══ Extracted information ══
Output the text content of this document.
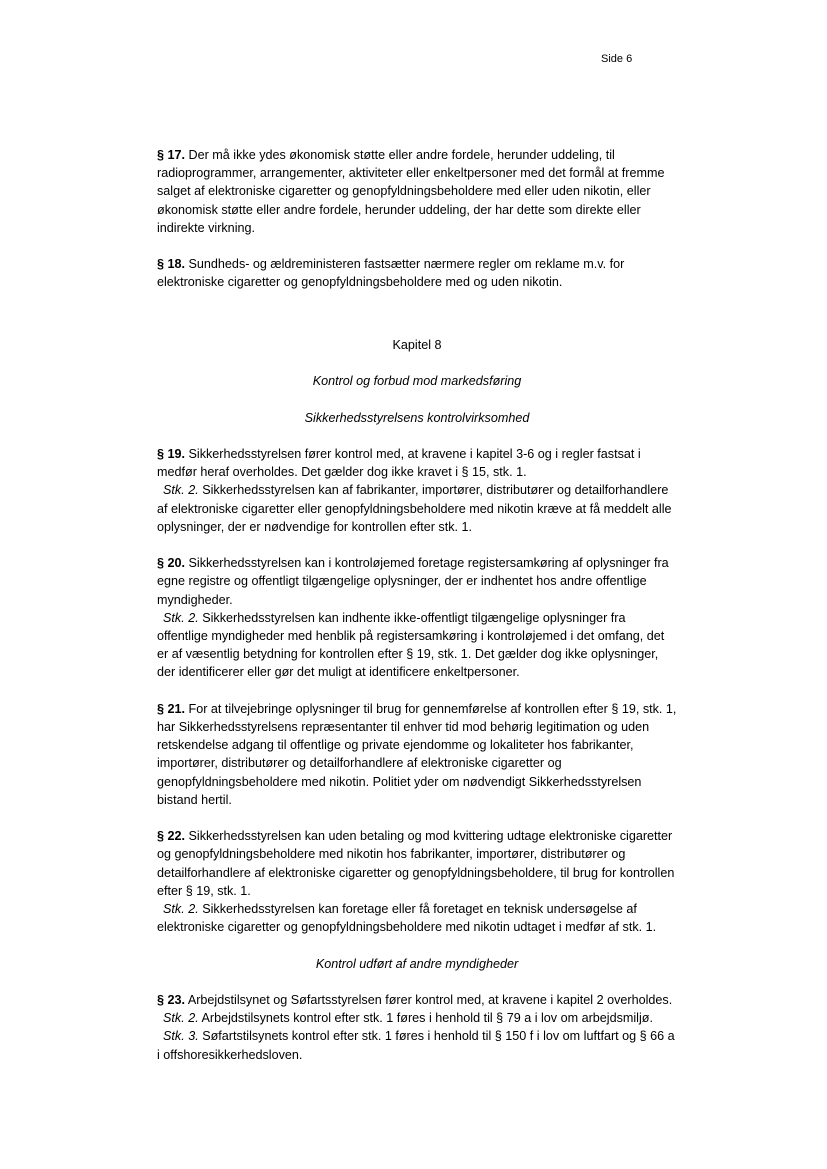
Side 6

§ 17. Der må ikke ydes økonomisk støtte eller andre fordele, herunder uddeling, til radioprogrammer, arrangementer, aktiviteter eller enkeltpersoner med det formål at fremme salget af elektroniske cigaretter og genopfyldningsbeholdere med eller uden nikotin, eller økonomisk støtte eller andre fordele, herunder uddeling, der har dette som direkte eller indirekte virkning.

§ 18. Sundheds- og ældreministeren fastsætter nærmere regler om reklame m.v. for elektroniske cigaretter og genopfyldningsbeholdere med og uden nikotin.

Kapitel 8

Kontrol og forbud mod markedsføring

Sikkerhedsstyrelsens kontrolvirksomhed

§ 19. Sikkerhedsstyrelsen fører kontrol med, at kravene i kapitel 3-6 og i regler fastsat i medfør heraf overholdes. Det gælder dog ikke kravet i § 15, stk. 1.
Stk. 2. Sikkerhedsstyrelsen kan af fabrikanter, importører, distributører og detailforhandlere af elektroniske cigaretter eller genopfyldningsbeholdere med nikotin kræve at få meddelt alle oplysninger, der er nødvendige for kontrollen efter stk. 1.

§ 20. Sikkerhedsstyrelsen kan i kontroløjemed foretage registersamkøring af oplysninger fra egne registre og offentligt tilgængelige oplysninger, der er indhentet hos andre offentlige myndigheder.
Stk. 2. Sikkerhedsstyrelsen kan indhente ikke-offentligt tilgængelige oplysninger fra offentlige myndigheder med henblik på registersamkøring i kontroløjemed i det omfang, det er af væsentlig betydning for kontrollen efter § 19, stk. 1. Det gælder dog ikke oplysninger, der identificerer eller gør det muligt at identificere enkeltpersoner.

§ 21. For at tilvejebringe oplysninger til brug for gennemførelse af kontrollen efter § 19, stk. 1, har Sikkerhedsstyrelsens repræsentanter til enhver tid mod behørig legitimation og uden retskendelse adgang til offentlige og private ejendomme og lokaliteter hos fabrikanter, importører, distributører og detailforhandlere af elektroniske cigaretter og genopfyldningsbeholdere med nikotin. Politiet yder om nødvendigt Sikkerhedsstyrelsen bistand hertil.

§ 22. Sikkerhedsstyrelsen kan uden betaling og mod kvittering udtage elektroniske cigaretter og genopfyldningsbeholdere med nikotin hos fabrikanter, importører, distributører og detailforhandlere af elektroniske cigaretter og genopfyldningsbeholdere, til brug for kontrollen efter § 19, stk. 1.
Stk. 2. Sikkerhedsstyrelsen kan foretage eller få foretaget en teknisk undersøgelse af elektroniske cigaretter og genopfyldningsbeholdere med nikotin udtaget i medfør af stk. 1.

Kontrol udført af andre myndigheder

§ 23. Arbejdstilsynet og Søfartsstyrelsen fører kontrol med, at kravene i kapitel 2 overholdes.
Stk. 2. Arbejdstilsynets kontrol efter stk. 1 føres i henhold til § 79 a i lov om arbejdsmiljø.
Stk. 3. Søfartstilsynets kontrol efter stk. 1 føres i henhold til § 150 f i lov om luftfart og § 66 a i offshoresikkerhedsloven.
═══
Task to complete
Go through the listing above and write it all out exactly, leaving out any picture.

Response to the task
Output the text content of this document.
Side 6

§ 17. Der må ikke ydes økonomisk støtte eller andre fordele, herunder uddeling, til radioprogrammer, arrangementer, aktiviteter eller enkeltpersoner med det formål at fremme salget af elektroniske cigaretter og genopfyldningsbeholdere med eller uden nikotin, eller økonomisk støtte eller andre fordele, herunder uddeling, der har dette som direkte eller indirekte virkning.

§ 18. Sundheds- og ældreministeren fastsætter nærmere regler om reklame m.v. for elektroniske cigaretter og genopfyldningsbeholdere med og uden nikotin.

Kapitel 8

Kontrol og forbud mod markedsføring

Sikkerhedsstyrelsens kontrolvirksomhed

§ 19. Sikkerhedsstyrelsen fører kontrol med, at kravene i kapitel 3-6 og i regler fastsat i medfør heraf overholdes. Det gælder dog ikke kravet i § 15, stk. 1.
Stk. 2. Sikkerhedsstyrelsen kan af fabrikanter, importører, distributører og detailforhandlere af elektroniske cigaretter eller genopfyldningsbeholdere med nikotin kræve at få meddelt alle oplysninger, der er nødvendige for kontrollen efter stk. 1.

§ 20. Sikkerhedsstyrelsen kan i kontroløjemed foretage registersamkøring af oplysninger fra egne registre og offentligt tilgængelige oplysninger, der er indhentet hos andre offentlige myndigheder.
Stk. 2. Sikkerhedsstyrelsen kan indhente ikke-offentligt tilgængelige oplysninger fra offentlige myndigheder med henblik på registersamkøring i kontroløjemed i det omfang, det er af væsentlig betydning for kontrollen efter § 19, stk. 1. Det gælder dog ikke oplysninger, der identificerer eller gør det muligt at identificere enkeltpersoner.

§ 21. For at tilvejebringe oplysninger til brug for gennemførelse af kontrollen efter § 19, stk. 1, har Sikkerhedsstyrelsens repræsentanter til enhver tid mod behørig legitimation og uden retskendelse adgang til offentlige og private ejendomme og lokaliteter hos fabrikanter, importører, distributører og detailforhandlere af elektroniske cigaretter og genopfyldningsbeholdere med nikotin. Politiet yder om nødvendigt Sikkerhedsstyrelsen bistand hertil.

§ 22. Sikkerhedsstyrelsen kan uden betaling og mod kvittering udtage elektroniske cigaretter og genopfyldningsbeholdere med nikotin hos fabrikanter, importører, distributører og detailforhandlere af elektroniske cigaretter og genopfyldningsbeholdere, til brug for kontrollen efter § 19, stk. 1.
Stk. 2. Sikkerhedsstyrelsen kan foretage eller få foretaget en teknisk undersøgelse af elektroniske cigaretter og genopfyldningsbeholdere med nikotin udtaget i medfør af stk. 1.

Kontrol udført af andre myndigheder

§ 23. Arbejdstilsynet og Søfartsstyrelsen fører kontrol med, at kravene i kapitel 2 overholdes.
Stk. 2. Arbejdstilsynets kontrol efter stk. 1 føres i henhold til § 79 a i lov om arbejdsmiljø.
Stk. 3. Søfartstilsynets kontrol efter stk. 1 føres i henhold til § 150 f i lov om luftfart og § 66 a i offshoresikkerhedsloven.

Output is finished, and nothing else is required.